PROBLEM DESCRIPTION — State the count of lines below in which the word "วคราว" appears, and add nothing.

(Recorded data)
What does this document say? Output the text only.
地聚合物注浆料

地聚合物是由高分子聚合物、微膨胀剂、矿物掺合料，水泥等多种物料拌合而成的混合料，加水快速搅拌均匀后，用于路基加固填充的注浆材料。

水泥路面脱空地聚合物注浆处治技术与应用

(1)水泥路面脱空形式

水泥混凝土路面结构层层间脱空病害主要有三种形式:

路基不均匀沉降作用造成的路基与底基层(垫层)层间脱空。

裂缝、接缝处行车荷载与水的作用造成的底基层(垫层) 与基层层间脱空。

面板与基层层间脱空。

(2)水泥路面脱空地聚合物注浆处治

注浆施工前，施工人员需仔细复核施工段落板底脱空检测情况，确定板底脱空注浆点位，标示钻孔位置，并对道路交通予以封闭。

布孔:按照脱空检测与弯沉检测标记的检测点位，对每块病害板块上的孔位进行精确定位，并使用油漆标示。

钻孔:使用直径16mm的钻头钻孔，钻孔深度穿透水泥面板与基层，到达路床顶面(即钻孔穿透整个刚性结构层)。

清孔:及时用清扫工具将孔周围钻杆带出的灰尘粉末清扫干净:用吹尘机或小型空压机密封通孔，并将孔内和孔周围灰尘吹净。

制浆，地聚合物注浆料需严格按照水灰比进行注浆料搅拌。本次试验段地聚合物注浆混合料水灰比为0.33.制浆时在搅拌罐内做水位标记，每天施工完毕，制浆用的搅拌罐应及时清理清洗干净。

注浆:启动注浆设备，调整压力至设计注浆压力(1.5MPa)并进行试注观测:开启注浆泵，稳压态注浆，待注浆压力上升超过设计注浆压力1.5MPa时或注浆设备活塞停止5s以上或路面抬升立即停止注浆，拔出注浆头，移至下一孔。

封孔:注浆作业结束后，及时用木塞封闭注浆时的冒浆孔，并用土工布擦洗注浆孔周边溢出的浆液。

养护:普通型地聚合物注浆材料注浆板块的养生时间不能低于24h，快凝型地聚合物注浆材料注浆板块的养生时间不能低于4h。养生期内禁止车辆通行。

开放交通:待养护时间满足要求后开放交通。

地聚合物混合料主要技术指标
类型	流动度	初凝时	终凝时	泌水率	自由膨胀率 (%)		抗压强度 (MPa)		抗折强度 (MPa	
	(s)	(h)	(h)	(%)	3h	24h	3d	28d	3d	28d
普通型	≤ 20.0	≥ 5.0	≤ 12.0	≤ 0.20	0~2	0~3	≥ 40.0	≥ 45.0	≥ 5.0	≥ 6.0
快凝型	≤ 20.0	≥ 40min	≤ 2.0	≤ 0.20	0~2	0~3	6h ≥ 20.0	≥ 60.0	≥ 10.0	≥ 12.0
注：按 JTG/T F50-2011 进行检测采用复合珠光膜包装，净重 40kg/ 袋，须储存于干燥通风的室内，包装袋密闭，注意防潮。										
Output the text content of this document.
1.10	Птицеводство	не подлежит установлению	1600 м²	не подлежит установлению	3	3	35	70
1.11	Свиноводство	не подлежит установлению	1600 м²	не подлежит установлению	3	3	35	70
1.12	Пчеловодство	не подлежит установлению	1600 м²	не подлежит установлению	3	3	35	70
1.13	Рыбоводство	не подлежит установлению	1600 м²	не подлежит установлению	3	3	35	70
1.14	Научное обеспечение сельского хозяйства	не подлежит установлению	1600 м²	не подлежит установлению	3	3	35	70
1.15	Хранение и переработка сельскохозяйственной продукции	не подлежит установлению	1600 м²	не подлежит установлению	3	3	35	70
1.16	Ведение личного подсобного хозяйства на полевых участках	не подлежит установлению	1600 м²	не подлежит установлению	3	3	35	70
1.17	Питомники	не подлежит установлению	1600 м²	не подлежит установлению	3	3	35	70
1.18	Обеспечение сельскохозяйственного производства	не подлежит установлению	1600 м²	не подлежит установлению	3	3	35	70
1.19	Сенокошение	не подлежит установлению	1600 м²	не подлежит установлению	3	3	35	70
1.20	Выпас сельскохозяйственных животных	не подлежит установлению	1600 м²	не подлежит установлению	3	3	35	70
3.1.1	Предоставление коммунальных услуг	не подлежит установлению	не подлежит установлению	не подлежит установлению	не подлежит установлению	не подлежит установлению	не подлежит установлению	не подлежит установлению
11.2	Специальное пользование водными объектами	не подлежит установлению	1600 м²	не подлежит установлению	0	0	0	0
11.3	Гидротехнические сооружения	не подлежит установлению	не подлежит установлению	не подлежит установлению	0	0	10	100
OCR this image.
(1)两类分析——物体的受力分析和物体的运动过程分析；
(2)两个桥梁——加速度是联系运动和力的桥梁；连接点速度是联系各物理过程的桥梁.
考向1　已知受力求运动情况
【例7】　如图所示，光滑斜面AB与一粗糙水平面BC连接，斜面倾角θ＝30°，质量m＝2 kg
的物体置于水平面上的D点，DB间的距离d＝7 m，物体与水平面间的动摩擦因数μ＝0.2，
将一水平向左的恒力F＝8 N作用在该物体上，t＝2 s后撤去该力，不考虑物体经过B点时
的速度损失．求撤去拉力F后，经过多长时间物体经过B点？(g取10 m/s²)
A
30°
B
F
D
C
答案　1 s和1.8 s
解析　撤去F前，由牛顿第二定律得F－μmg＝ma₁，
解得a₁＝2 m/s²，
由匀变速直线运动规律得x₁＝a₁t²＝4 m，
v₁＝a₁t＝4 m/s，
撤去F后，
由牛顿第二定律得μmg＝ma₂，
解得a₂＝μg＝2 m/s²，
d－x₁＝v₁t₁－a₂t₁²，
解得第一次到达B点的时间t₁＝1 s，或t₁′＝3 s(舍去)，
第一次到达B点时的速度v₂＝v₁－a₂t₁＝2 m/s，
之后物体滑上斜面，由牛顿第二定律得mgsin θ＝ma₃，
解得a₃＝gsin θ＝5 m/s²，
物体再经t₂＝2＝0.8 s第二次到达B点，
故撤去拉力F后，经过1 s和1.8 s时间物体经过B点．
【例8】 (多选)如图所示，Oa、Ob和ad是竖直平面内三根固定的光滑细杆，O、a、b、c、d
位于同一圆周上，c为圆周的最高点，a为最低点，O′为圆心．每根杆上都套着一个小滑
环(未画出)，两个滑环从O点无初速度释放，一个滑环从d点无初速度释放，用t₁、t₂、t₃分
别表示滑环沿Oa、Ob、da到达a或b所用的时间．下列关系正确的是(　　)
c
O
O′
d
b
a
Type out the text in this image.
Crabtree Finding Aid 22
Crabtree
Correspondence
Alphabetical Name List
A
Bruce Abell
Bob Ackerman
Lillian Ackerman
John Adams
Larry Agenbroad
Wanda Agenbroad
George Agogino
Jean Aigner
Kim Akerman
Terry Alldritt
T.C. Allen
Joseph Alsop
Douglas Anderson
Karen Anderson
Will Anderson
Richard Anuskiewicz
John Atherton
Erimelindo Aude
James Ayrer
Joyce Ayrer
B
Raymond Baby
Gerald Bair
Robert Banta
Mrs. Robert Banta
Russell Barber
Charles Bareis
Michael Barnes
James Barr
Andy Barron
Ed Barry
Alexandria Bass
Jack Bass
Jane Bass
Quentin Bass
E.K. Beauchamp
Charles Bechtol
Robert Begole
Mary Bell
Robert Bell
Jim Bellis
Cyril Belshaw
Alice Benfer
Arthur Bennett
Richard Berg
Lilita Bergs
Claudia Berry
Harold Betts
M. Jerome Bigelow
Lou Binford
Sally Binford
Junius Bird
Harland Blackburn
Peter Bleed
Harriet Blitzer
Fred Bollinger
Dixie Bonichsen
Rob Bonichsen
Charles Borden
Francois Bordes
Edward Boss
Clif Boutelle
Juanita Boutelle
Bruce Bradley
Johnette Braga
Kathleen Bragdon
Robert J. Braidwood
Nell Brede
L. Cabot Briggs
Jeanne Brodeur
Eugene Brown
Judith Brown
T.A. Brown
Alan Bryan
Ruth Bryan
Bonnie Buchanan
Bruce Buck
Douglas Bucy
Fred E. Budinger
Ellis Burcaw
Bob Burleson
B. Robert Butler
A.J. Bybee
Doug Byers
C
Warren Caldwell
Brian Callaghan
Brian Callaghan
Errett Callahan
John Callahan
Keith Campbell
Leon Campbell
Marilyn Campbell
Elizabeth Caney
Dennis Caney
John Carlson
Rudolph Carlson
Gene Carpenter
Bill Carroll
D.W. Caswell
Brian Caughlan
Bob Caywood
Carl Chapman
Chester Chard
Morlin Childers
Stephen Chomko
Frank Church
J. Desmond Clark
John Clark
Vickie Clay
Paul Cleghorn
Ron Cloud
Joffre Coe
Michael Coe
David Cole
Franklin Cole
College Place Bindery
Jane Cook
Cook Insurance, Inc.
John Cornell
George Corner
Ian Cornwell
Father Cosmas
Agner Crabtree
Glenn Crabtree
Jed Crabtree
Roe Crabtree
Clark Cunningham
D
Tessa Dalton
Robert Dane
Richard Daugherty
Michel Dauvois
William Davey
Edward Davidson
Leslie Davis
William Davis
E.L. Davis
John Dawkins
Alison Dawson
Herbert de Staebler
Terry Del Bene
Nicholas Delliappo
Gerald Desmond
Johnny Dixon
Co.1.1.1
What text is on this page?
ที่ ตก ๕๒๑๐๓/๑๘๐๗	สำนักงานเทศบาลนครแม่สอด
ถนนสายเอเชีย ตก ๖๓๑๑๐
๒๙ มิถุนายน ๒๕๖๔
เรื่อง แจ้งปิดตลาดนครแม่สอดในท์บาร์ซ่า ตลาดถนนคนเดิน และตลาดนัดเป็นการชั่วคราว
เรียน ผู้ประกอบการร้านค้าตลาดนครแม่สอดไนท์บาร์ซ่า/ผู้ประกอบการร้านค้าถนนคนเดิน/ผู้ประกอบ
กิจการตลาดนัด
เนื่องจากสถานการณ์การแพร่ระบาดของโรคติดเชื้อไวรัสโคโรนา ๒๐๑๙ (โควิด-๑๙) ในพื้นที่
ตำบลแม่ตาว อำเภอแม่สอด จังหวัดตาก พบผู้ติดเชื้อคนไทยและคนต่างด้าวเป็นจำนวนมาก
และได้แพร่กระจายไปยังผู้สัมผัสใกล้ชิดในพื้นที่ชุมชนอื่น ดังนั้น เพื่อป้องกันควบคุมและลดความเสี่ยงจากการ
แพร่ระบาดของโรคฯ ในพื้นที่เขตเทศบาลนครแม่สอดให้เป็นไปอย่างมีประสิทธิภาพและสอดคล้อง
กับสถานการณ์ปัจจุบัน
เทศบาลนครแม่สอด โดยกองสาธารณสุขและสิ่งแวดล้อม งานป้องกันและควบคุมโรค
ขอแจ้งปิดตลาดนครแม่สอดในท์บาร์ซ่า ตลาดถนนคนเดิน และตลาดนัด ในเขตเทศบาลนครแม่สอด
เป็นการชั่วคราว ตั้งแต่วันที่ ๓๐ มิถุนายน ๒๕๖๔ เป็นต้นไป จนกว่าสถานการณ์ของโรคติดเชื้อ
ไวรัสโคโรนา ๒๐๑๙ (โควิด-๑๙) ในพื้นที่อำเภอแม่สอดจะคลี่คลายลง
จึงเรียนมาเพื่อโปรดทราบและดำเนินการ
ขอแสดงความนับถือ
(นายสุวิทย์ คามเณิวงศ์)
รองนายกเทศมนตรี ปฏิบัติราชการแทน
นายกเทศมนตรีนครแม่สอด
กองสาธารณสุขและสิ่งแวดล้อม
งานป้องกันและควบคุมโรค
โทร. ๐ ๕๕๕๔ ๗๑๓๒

FINISHED TASK — 2